Stored items
********************
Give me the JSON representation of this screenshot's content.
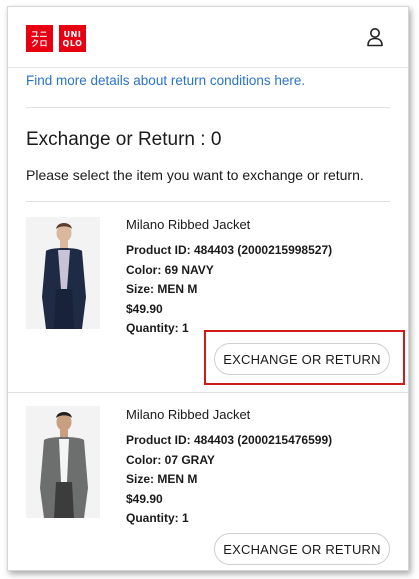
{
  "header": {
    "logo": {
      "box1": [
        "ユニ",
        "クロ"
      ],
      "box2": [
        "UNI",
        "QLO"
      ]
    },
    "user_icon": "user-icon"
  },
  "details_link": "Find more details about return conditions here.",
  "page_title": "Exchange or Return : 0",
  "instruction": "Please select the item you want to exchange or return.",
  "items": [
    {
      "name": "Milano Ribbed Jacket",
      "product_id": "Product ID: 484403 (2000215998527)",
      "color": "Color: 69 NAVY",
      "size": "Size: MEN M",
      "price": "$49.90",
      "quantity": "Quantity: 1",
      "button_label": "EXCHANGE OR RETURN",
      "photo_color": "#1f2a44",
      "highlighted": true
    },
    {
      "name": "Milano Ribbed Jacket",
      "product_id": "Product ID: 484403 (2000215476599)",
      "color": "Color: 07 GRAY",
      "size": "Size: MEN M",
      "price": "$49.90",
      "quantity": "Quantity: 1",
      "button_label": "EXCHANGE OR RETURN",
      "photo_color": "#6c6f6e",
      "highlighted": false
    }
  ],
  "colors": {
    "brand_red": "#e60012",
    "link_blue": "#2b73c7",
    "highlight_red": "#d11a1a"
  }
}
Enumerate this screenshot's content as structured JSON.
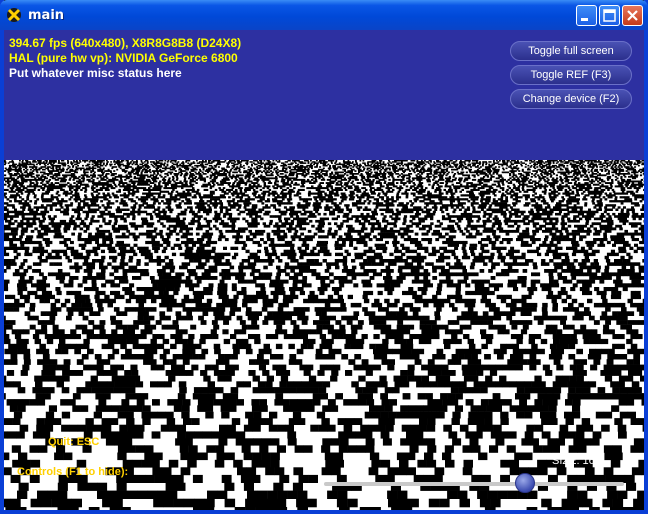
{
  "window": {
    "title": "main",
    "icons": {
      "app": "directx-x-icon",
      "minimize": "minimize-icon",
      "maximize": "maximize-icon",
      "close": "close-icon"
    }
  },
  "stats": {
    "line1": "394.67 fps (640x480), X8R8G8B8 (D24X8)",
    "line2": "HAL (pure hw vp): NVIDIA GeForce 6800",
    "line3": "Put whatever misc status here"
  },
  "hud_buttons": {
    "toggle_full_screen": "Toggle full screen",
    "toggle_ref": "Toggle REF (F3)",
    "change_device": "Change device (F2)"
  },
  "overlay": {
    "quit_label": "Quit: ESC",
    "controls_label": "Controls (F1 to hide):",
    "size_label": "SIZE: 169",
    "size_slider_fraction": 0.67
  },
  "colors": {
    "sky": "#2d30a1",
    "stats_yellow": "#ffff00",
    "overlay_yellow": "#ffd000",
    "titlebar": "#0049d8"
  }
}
********************
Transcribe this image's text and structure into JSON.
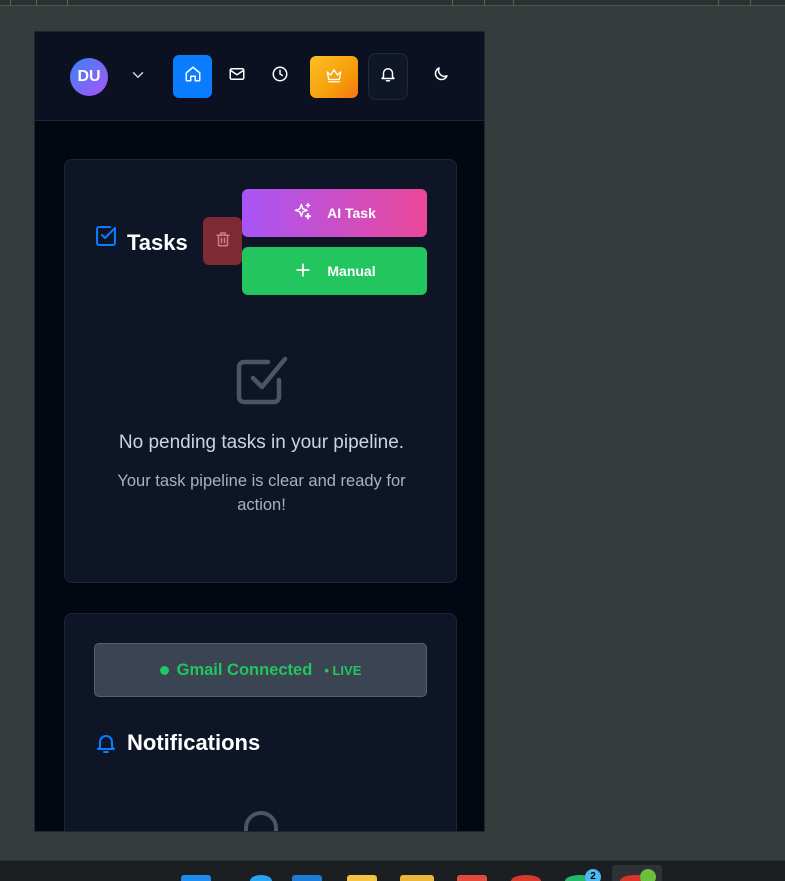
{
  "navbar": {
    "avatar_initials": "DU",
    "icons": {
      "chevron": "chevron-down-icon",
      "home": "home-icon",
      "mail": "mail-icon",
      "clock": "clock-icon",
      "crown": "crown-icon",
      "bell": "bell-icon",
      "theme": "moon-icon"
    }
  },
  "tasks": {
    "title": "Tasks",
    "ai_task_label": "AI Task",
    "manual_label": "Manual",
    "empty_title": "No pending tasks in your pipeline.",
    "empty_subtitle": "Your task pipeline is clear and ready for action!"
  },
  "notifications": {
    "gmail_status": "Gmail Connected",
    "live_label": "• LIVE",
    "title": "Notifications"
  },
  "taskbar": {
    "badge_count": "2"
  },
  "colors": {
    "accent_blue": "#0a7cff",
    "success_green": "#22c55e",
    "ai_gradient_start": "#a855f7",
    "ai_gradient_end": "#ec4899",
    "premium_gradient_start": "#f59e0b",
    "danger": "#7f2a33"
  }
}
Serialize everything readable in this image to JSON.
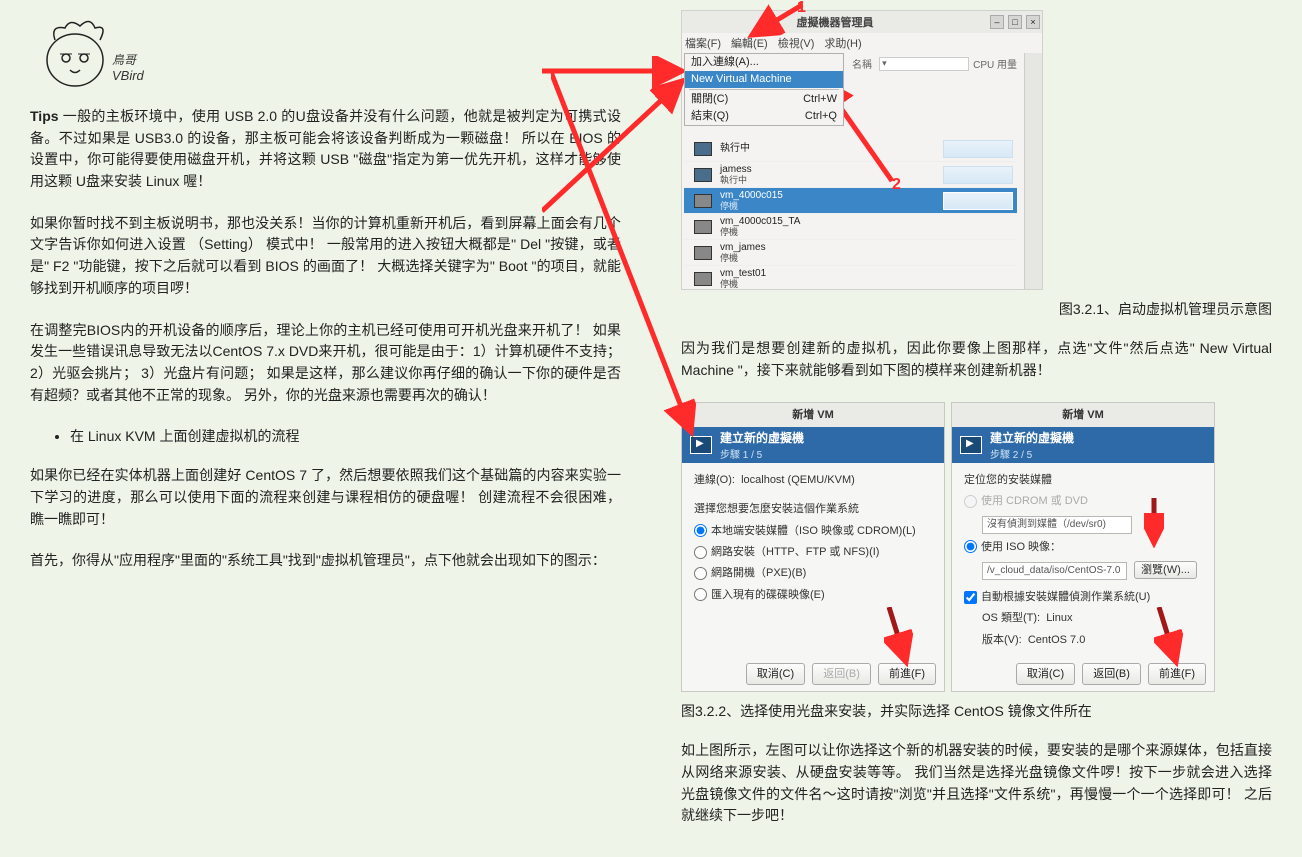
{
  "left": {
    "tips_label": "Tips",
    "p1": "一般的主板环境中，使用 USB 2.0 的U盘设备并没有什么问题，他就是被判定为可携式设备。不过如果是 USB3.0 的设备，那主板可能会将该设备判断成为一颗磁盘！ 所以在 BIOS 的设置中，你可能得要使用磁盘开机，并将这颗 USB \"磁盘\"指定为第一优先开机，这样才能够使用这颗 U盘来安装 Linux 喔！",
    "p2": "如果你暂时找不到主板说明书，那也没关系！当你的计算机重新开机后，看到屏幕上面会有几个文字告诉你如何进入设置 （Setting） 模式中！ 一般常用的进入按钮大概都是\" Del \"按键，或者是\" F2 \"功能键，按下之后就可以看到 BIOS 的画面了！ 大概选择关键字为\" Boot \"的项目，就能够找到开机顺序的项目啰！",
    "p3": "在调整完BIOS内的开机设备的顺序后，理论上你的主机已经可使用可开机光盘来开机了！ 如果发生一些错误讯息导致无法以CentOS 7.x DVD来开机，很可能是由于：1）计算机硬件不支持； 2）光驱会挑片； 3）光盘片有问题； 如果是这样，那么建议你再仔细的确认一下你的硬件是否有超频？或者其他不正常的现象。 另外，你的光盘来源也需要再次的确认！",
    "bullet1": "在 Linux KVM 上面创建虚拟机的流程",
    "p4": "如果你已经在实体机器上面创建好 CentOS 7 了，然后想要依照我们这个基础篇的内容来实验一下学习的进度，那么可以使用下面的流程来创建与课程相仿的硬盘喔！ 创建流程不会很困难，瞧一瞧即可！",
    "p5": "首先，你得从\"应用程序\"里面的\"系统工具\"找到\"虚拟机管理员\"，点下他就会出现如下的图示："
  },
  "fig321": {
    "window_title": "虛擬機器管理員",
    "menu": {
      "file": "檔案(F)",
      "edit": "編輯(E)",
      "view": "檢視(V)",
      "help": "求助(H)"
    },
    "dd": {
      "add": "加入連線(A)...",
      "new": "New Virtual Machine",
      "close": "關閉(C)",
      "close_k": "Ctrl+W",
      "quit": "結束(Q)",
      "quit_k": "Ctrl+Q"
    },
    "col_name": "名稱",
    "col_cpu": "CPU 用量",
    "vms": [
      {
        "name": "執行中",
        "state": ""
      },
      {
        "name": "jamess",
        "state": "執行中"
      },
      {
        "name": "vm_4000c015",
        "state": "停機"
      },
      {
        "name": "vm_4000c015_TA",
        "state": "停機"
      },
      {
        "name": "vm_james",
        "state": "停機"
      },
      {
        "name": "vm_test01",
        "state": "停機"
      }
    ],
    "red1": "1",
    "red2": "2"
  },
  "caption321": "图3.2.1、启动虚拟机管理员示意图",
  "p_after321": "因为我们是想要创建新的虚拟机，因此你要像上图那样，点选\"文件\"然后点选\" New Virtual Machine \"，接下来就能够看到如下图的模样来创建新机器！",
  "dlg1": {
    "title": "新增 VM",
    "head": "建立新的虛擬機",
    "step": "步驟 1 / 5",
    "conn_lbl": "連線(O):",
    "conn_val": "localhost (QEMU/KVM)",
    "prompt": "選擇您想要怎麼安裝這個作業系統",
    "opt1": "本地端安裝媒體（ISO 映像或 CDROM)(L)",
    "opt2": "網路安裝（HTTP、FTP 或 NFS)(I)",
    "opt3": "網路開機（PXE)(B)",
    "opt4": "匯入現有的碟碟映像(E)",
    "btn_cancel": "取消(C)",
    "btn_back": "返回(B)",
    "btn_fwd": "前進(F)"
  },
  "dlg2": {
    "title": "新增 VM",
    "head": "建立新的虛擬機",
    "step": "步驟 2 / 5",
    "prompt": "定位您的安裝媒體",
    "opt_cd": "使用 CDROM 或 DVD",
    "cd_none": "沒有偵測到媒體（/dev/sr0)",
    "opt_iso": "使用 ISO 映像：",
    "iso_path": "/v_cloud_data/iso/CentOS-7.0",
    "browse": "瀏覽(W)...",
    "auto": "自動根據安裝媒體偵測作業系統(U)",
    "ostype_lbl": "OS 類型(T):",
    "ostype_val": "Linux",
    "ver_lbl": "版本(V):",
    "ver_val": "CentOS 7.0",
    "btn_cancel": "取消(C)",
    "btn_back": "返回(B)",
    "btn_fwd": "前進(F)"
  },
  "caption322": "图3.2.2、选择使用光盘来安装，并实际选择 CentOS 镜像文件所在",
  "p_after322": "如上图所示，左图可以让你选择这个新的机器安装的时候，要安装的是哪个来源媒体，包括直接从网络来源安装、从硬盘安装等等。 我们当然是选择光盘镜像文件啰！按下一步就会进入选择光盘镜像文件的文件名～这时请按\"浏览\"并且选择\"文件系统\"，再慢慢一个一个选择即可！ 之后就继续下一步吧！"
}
********************
■ Exercise requirements
Pick out the lines containing the word "image" and show them.

■ Expected output
Transcribe this image's text and structure into JSON.
Serialize everything readable in this image to JSON.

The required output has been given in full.